Dataset records:
--- START ---
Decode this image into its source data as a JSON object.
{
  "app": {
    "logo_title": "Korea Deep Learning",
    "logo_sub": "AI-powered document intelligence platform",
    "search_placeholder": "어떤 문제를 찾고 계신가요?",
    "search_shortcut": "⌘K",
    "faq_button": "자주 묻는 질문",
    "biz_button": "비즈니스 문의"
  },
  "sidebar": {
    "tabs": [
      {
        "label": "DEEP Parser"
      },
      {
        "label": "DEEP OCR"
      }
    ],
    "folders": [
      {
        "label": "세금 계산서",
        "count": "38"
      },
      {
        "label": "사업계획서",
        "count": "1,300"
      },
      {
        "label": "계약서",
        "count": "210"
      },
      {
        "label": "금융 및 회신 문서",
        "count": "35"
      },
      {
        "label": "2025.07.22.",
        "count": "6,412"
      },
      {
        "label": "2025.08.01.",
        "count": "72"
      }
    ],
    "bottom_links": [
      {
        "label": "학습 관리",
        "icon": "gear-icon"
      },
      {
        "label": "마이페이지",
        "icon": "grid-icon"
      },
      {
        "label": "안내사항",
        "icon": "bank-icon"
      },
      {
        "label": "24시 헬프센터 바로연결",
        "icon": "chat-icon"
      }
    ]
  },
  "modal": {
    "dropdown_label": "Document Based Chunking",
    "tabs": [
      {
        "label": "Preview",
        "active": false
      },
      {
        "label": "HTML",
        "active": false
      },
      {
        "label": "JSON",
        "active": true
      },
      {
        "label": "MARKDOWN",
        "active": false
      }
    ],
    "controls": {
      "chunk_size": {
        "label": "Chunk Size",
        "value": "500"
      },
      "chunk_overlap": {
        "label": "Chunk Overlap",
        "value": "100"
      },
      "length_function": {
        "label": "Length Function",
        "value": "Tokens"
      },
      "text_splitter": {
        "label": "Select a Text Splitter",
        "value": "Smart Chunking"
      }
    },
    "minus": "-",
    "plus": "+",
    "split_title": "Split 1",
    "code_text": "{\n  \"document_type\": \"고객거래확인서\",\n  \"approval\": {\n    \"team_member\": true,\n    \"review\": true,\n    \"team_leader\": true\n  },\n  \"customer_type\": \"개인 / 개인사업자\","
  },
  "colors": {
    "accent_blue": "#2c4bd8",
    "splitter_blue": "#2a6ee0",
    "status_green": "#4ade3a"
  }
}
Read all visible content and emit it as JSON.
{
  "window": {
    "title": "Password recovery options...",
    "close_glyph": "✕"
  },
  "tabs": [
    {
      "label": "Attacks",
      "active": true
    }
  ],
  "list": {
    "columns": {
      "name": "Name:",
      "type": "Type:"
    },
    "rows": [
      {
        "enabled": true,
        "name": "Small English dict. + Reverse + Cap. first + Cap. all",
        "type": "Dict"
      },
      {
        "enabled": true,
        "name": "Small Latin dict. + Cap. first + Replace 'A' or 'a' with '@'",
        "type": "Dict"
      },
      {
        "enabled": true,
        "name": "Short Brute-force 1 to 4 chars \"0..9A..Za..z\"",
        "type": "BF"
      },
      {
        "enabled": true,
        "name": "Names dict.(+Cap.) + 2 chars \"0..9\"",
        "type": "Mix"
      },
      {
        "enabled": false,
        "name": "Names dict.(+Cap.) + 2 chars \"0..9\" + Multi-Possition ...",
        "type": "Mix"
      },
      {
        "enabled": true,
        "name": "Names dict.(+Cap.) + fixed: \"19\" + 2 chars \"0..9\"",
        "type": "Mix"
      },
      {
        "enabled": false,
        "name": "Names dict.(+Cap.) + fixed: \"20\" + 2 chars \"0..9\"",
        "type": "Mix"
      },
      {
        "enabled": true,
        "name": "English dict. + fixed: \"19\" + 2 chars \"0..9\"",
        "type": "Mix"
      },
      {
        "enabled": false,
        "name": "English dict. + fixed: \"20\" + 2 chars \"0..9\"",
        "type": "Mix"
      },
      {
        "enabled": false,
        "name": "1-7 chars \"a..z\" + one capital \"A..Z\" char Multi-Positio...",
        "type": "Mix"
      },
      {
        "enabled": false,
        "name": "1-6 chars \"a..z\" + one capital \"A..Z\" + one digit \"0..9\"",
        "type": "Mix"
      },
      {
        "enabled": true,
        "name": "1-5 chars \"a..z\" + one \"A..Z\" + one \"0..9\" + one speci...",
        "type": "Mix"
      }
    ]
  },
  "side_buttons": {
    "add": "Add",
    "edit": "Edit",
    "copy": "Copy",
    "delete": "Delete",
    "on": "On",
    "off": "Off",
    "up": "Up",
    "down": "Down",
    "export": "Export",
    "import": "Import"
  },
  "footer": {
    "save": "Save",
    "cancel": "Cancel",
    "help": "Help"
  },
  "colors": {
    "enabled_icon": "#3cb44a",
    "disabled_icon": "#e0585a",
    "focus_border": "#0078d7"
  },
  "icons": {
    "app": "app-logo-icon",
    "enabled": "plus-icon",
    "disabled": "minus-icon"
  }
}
--- END ---
WRITTEN TASK:
Can you reproduce all the material exactly?

RESPONSE TO THE EXERCISE:
Decode this image into its source data as a JSON object.
{
  "app": {
    "logo_title": "Korea Deep Learning",
    "logo_sub": "AI-powered document intelligence platform",
    "search_placeholder": "어떤 문제를 찾고 계신가요?",
    "search_shortcut": "⌘K",
    "faq_button": "자주 묻는 질문",
    "biz_button": "비즈니스 문의"
  },
  "sidebar": {
    "tabs": [
      {
        "label": "DEEP Parser"
      },
      {
        "label": "DEEP OCR"
      }
    ],
    "folders": [
      {
        "label": "세금 계산서",
        "count": "38"
      },
      {
        "label": "사업계획서",
        "count": "1,300"
      },
      {
        "label": "계약서",
        "count": "210"
      },
      {
        "label": "금융 및 회신 문서",
        "count": "35"
      },
      {
        "label": "2025.07.22.",
        "count": "6,412"
      },
      {
        "label": "2025.08.01.",
        "count": "72"
      }
    ],
    "bottom_links": [
      {
        "label": "학습 관리",
        "icon": "gear-icon"
      },
      {
        "label": "마이페이지",
        "icon": "grid-icon"
      },
      {
        "label": "안내사항",
        "icon": "bank-icon"
      },
      {
        "label": "24시 헬프센터 바로연결",
        "icon": "chat-icon"
      }
    ]
  },
  "modal": {
    "dropdown_label": "Document Based Chunking",
    "tabs": [
      {
        "label": "Preview",
        "active": false
      },
      {
        "label": "HTML",
        "active": false
      },
      {
        "label": "JSON",
        "active": true
      },
      {
        "label": "MARKDOWN",
        "active": false
      }
    ],
    "controls": {
      "chunk_size": {
        "label": "Chunk Size",
        "value": "500"
      },
      "chunk_overlap": {
        "label": "Chunk Overlap",
        "value": "100"
      },
      "length_function": {
        "label": "Length Function",
        "value": "Tokens"
      },
      "text_splitter": {
        "label": "Select a Text Splitter",
        "value": "Smart Chunking"
      }
    },
    "minus": "-",
    "plus": "+",
    "split_title": "Split 1",
    "code_text": "{\n  \"document_type\": \"고객거래확인서\",\n  \"approval\": {\n    \"team_member\": true,\n    \"review\": true,\n    \"team_leader\": true\n  },\n  \"customer_type\": \"개인 / 개인사업자\","
  },
  "colors": {
    "accent_blue": "#2c4bd8",
    "splitter_blue": "#2a6ee0",
    "status_green": "#4ade3a"
  }
}
Read all visible content and emit it as JSON.
{
  "window": {
    "title": "Password recovery options...",
    "close_glyph": "✕"
  },
  "tabs": [
    {
      "label": "Attacks",
      "active": true
    }
  ],
  "list": {
    "columns": {
      "name": "Name:",
      "type": "Type:"
    },
    "rows": [
      {
        "enabled": true,
        "name": "Small English dict. + Reverse + Cap. first + Cap. all",
        "type": "Dict"
      },
      {
        "enabled": true,
        "name": "Small Latin dict. + Cap. first + Replace 'A' or 'a' with '@'",
        "type": "Dict"
      },
      {
        "enabled": true,
        "name": "Short Brute-force 1 to 4 chars \"0..9A..Za..z\"",
        "type": "BF"
      },
      {
        "enabled": true,
        "name": "Names dict.(+Cap.) + 2 chars \"0..9\"",
        "type": "Mix"
      },
      {
        "enabled": false,
        "name": "Names dict.(+Cap.) + 2 chars \"0..9\" + Multi-Possition ...",
        "type": "Mix"
      },
      {
        "enabled": true,
        "name": "Names dict.(+Cap.) + fixed: \"19\" + 2 chars \"0..9\"",
        "type": "Mix"
      },
      {
        "enabled": false,
        "name": "Names dict.(+Cap.) + fixed: \"20\" + 2 chars \"0..9\"",
        "type": "Mix"
      },
      {
        "enabled": true,
        "name": "English dict. + fixed: \"19\" + 2 chars \"0..9\"",
        "type": "Mix"
      },
      {
        "enabled": false,
        "name": "English dict. + fixed: \"20\" + 2 chars \"0..9\"",
        "type": "Mix"
      },
      {
        "enabled": false,
        "name": "1-7 chars \"a..z\" + one capital \"A..Z\" char Multi-Positio...",
        "type": "Mix"
      },
      {
        "enabled": false,
        "name": "1-6 chars \"a..z\" + one capital \"A..Z\" + one digit \"0..9\"",
        "type": "Mix"
      },
      {
        "enabled": true,
        "name": "1-5 chars \"a..z\" + one \"A..Z\" + one \"0..9\" + one speci...",
        "type": "Mix"
      }
    ]
  },
  "side_buttons": {
    "add": "Add",
    "edit": "Edit",
    "copy": "Copy",
    "delete": "Delete",
    "on": "On",
    "off": "Off",
    "up": "Up",
    "down": "Down",
    "export": "Export",
    "import": "Import"
  },
  "footer": {
    "save": "Save",
    "cancel": "Cancel",
    "help": "Help"
  },
  "colors": {
    "enabled_icon": "#3cb44a",
    "disabled_icon": "#e0585a",
    "focus_border": "#0078d7"
  },
  "icons": {
    "app": "app-logo-icon",
    "enabled": "plus-icon",
    "disabled": "minus-icon"
  }
}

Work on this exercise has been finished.